## DIRECTIONS FOR THIS TASK
Set out each line from the following listing that includes the word "dans".

## RECORD EXCERPTS
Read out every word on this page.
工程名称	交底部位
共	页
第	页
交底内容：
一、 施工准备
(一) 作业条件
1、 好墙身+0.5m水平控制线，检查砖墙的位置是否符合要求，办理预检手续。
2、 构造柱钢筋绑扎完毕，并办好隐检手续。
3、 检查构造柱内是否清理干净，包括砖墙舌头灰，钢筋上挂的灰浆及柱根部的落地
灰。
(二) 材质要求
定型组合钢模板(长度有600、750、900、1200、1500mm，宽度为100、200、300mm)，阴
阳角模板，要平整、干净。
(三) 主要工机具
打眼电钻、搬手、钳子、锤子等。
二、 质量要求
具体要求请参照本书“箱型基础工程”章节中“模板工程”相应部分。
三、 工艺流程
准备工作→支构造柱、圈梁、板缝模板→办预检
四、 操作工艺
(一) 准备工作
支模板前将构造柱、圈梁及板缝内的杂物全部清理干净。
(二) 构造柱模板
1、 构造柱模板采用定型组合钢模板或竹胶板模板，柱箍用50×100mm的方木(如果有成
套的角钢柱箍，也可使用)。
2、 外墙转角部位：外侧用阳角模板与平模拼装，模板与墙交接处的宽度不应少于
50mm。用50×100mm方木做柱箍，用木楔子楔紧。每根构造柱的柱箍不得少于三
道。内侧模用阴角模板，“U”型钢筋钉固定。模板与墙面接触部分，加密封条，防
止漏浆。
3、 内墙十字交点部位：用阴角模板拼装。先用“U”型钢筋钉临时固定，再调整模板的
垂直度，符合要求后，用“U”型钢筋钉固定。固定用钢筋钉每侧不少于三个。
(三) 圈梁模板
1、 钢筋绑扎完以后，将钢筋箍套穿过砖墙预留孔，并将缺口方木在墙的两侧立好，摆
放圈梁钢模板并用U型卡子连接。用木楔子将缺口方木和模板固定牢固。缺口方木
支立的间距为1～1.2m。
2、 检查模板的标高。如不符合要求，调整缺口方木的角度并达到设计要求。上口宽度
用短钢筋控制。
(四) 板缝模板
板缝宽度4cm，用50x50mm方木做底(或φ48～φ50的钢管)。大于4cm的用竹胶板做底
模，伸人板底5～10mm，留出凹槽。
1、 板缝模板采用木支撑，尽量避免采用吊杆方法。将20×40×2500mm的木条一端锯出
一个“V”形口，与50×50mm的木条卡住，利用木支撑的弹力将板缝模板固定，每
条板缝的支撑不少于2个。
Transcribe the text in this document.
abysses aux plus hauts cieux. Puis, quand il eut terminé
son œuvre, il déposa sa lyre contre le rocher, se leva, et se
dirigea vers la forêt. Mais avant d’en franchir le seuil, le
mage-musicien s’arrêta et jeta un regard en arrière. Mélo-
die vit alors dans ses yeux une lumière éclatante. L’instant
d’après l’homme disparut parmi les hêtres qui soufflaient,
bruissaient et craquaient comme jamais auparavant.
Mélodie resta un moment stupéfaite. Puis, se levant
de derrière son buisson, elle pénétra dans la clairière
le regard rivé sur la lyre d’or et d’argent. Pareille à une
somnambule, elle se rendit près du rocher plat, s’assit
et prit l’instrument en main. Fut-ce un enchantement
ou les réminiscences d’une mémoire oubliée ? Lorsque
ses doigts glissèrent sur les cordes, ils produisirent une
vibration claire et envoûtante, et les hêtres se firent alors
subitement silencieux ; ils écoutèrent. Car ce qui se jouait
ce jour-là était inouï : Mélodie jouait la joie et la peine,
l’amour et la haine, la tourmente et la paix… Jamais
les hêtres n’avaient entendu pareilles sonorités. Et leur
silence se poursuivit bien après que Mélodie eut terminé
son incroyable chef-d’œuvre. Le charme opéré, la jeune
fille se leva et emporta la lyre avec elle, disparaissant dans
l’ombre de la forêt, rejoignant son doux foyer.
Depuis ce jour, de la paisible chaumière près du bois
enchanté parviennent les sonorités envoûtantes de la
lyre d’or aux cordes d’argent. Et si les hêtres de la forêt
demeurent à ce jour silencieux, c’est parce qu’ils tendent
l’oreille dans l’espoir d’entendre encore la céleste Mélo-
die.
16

## SOLVED EXERCISE
die vit alors dans ses yeux une lumière éclatante. L’instant
de derrière son buisson, elle pénétra dans la clairière
fille se leva et emporta la lyre avec elle, disparaissant dans
l’oreille dans l’espoir d’entendre encore la céleste Mélo-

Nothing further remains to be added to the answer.